Objective:
Your task is to give the listing below back word for word, pictures excluded.

-- Start of Exercise input --

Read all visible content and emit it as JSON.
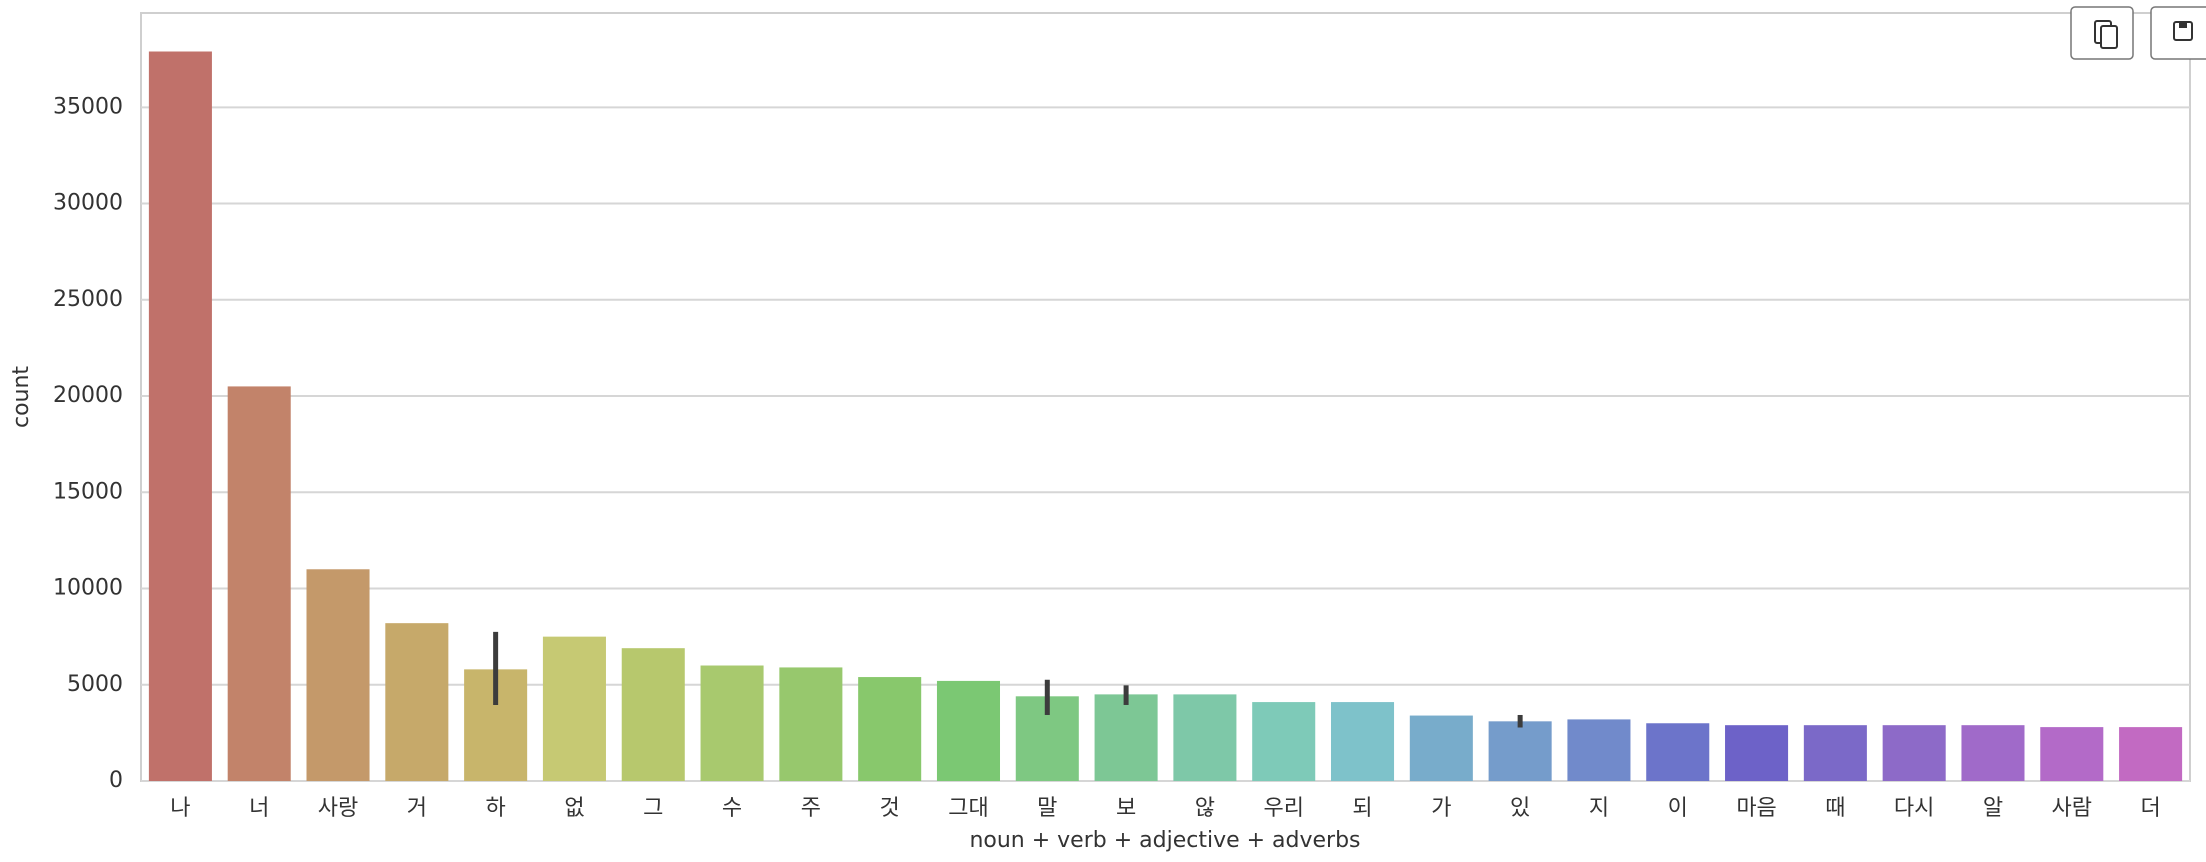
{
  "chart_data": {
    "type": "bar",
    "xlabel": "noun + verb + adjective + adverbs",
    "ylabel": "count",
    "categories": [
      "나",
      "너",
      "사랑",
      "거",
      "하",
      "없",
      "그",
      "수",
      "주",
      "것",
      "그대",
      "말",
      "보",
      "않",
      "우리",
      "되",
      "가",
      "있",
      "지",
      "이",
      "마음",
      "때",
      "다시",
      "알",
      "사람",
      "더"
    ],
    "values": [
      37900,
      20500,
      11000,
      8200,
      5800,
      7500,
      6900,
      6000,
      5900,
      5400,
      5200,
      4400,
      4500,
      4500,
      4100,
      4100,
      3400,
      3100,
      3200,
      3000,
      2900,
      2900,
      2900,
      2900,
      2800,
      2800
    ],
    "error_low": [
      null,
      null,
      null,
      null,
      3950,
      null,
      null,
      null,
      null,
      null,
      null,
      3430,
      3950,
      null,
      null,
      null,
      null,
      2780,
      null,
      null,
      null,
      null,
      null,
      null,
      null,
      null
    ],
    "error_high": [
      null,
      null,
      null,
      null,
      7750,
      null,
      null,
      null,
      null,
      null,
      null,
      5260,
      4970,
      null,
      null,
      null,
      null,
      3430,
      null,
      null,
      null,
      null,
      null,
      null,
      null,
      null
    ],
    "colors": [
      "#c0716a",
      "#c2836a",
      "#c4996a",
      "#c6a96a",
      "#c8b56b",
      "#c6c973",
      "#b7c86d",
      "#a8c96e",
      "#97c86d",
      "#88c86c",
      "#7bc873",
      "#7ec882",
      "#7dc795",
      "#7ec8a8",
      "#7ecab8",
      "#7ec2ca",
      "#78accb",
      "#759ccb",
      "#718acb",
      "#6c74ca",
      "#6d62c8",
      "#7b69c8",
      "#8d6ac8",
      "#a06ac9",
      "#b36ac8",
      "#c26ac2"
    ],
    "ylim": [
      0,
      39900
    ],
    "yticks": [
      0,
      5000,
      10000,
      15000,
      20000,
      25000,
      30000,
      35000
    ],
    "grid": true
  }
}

-- End of Exercise input --

Result of the exercise:
Read all visible content and emit it as JSON.
{
  "chart_data": {
    "type": "bar",
    "xlabel": "noun + verb + adjective + adverbs",
    "ylabel": "count",
    "categories": [
      "나",
      "너",
      "사랑",
      "거",
      "하",
      "없",
      "그",
      "수",
      "주",
      "것",
      "그대",
      "말",
      "보",
      "않",
      "우리",
      "되",
      "가",
      "있",
      "지",
      "이",
      "마음",
      "때",
      "다시",
      "알",
      "사람",
      "더"
    ],
    "values": [
      37900,
      20500,
      11000,
      8200,
      5800,
      7500,
      6900,
      6000,
      5900,
      5400,
      5200,
      4400,
      4500,
      4500,
      4100,
      4100,
      3400,
      3100,
      3200,
      3000,
      2900,
      2900,
      2900,
      2900,
      2800,
      2800
    ],
    "error_low": [
      null,
      null,
      null,
      null,
      3950,
      null,
      null,
      null,
      null,
      null,
      null,
      3430,
      3950,
      null,
      null,
      null,
      null,
      2780,
      null,
      null,
      null,
      null,
      null,
      null,
      null,
      null
    ],
    "error_high": [
      null,
      null,
      null,
      null,
      7750,
      null,
      null,
      null,
      null,
      null,
      null,
      5260,
      4970,
      null,
      null,
      null,
      null,
      3430,
      null,
      null,
      null,
      null,
      null,
      null,
      null,
      null
    ],
    "colors": [
      "#c0716a",
      "#c2836a",
      "#c4996a",
      "#c6a96a",
      "#c8b56b",
      "#c6c973",
      "#b7c86d",
      "#a8c96e",
      "#97c86d",
      "#88c86c",
      "#7bc873",
      "#7ec882",
      "#7dc795",
      "#7ec8a8",
      "#7ecab8",
      "#7ec2ca",
      "#78accb",
      "#759ccb",
      "#718acb",
      "#6c74ca",
      "#6d62c8",
      "#7b69c8",
      "#8d6ac8",
      "#a06ac9",
      "#b36ac8",
      "#c26ac2"
    ],
    "ylim": [
      0,
      39900
    ],
    "yticks": [
      0,
      5000,
      10000,
      15000,
      20000,
      25000,
      30000,
      35000
    ],
    "grid": true
  }
}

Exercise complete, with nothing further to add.